▶ _PROMPT_
Restate the whole listing exactly.
[start of WORKING DATA]
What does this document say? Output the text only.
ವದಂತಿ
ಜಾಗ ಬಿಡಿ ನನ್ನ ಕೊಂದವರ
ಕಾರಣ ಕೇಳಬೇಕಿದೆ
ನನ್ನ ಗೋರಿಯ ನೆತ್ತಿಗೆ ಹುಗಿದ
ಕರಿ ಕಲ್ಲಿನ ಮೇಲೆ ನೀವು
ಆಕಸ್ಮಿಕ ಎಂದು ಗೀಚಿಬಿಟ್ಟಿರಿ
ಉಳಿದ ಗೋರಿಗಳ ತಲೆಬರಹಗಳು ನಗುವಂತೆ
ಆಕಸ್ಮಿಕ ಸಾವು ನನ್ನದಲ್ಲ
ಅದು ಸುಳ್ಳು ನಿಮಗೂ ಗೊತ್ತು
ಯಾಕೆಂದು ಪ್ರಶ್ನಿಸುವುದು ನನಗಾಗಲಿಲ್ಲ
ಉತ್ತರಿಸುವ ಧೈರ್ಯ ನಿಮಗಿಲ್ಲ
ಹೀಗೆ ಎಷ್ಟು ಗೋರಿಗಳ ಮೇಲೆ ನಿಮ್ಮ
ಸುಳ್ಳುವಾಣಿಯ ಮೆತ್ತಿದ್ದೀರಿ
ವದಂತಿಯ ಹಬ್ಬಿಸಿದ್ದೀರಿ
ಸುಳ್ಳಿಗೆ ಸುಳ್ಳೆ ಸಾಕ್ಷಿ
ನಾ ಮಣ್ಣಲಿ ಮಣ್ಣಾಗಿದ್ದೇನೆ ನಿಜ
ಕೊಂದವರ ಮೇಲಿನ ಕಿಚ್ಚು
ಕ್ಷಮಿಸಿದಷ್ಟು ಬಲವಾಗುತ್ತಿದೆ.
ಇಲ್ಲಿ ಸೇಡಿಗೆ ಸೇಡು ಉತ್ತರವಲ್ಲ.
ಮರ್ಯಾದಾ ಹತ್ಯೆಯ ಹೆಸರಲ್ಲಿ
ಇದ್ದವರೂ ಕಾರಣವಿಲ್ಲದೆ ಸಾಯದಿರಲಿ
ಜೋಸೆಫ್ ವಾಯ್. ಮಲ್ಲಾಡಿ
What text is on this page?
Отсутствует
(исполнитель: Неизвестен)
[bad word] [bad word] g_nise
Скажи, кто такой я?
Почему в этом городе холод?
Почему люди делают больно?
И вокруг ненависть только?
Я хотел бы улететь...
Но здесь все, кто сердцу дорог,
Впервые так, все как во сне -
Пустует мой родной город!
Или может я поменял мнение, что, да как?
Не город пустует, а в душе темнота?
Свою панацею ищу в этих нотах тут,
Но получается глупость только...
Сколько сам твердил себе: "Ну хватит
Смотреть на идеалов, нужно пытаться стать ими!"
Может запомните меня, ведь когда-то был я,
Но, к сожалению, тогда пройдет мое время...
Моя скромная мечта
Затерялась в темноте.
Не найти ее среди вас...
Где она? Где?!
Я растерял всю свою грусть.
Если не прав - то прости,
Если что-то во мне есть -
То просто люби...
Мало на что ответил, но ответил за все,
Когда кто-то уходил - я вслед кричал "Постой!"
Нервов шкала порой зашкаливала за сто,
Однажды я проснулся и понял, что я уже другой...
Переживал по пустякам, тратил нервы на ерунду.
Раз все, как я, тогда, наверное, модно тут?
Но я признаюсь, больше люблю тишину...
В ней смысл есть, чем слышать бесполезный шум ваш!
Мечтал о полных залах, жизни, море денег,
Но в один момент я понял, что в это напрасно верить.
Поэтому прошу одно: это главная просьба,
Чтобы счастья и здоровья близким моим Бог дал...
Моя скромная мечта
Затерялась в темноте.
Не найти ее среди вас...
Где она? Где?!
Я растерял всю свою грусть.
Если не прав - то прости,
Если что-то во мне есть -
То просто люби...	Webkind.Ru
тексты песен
[end of WORKING DATA]
▶ _RESULT OF THIS EXERCISE_
What does this document say? Output the text only.
ವದಂತಿ
ಜಾಗ ಬಿಡಿ ನನ್ನ ಕೊಂದವರ
ಕಾರಣ ಕೇಳಬೇಕಿದೆ
ನನ್ನ ಗೋರಿಯ ನೆತ್ತಿಗೆ ಹುಗಿದ
ಕರಿ ಕಲ್ಲಿನ ಮೇಲೆ ನೀವು
ಆಕಸ್ಮಿಕ ಎಂದು ಗೀಚಿಬಿಟ್ಟಿರಿ
ಉಳಿದ ಗೋರಿಗಳ ತಲೆಬರಹಗಳು ನಗುವಂತೆ
ಆಕಸ್ಮಿಕ ಸಾವು ನನ್ನದಲ್ಲ
ಅದು ಸುಳ್ಳು ನಿಮಗೂ ಗೊತ್ತು
ಯಾಕೆಂದು ಪ್ರಶ್ನಿಸುವುದು ನನಗಾಗಲಿಲ್ಲ
ಉತ್ತರಿಸುವ ಧೈರ್ಯ ನಿಮಗಿಲ್ಲ
ಹೀಗೆ ಎಷ್ಟು ಗೋರಿಗಳ ಮೇಲೆ ನಿಮ್ಮ
ಸುಳ್ಳುವಾಣಿಯ ಮೆತ್ತಿದ್ದೀರಿ
ವದಂತಿಯ ಹಬ್ಬಿಸಿದ್ದೀರಿ
ಸುಳ್ಳಿಗೆ ಸುಳ್ಳೆ ಸಾಕ್ಷಿ
ನಾ ಮಣ್ಣಲಿ ಮಣ್ಣಾಗಿದ್ದೇನೆ ನಿಜ
ಕೊಂದವರ ಮೇಲಿನ ಕಿಚ್ಚು
ಕ್ಷಮಿಸಿದಷ್ಟು ಬಲವಾಗುತ್ತಿದೆ.
ಇಲ್ಲಿ ಸೇಡಿಗೆ ಸೇಡು ಉತ್ತರವಲ್ಲ.
ಮರ್ಯಾದಾ ಹತ್ಯೆಯ ಹೆಸರಲ್ಲಿ
ಇದ್ದವರೂ ಕಾರಣವಿಲ್ಲದೆ ಸಾಯದಿರಲಿ
ಜೋಸೆಫ್ ವಾಯ್. ಮಲ್ಲಾಡಿ
What text is on this page?
Отсутствует
(исполнитель: Неизвестен)
[bad word] [bad word] g_nise
Скажи, кто такой я?
Почему в этом городе холод?
Почему люди делают больно?
И вокруг ненависть только?
Я хотел бы улететь...
Но здесь все, кто сердцу дорог,
Впервые так, все как во сне -
Пустует мой родной город!
Или может я поменял мнение, что, да как?
Не город пустует, а в душе темнота?
Свою панацею ищу в этих нотах тут,
Но получается глупость только...
Сколько сам твердил себе: "Ну хватит
Смотреть на идеалов, нужно пытаться стать ими!"
Может запомните меня, ведь когда-то был я,
Но, к сожалению, тогда пройдет мое время...
Моя скромная мечта
Затерялась в темноте.
Не найти ее среди вас...
Где она? Где?!
Я растерял всю свою грусть.
Если не прав - то прости,
Если что-то во мне есть -
То просто люби...
Мало на что ответил, но ответил за все,
Когда кто-то уходил - я вслед кричал "Постой!"
Нервов шкала порой зашкаливала за сто,
Однажды я проснулся и понял, что я уже другой...
Переживал по пустякам, тратил нервы на ерунду.
Раз все, как я, тогда, наверное, модно тут?
Но я признаюсь, больше люблю тишину...
В ней смысл есть, чем слышать бесполезный шум ваш!
Мечтал о полных залах, жизни, море денег,
Но в один момент я понял, что в это напрасно верить.
Поэтому прошу одно: это главная просьба,
Чтобы счастья и здоровья близким моим Бог дал...
Моя скромная мечта
Затерялась в темноте.
Не найти ее среди вас...
Где она? Где?!
Я растерял всю свою грусть.
Если не прав - то прости,
Если что-то во мне есть -
То просто люби...	Webkind.Ru
тексты песен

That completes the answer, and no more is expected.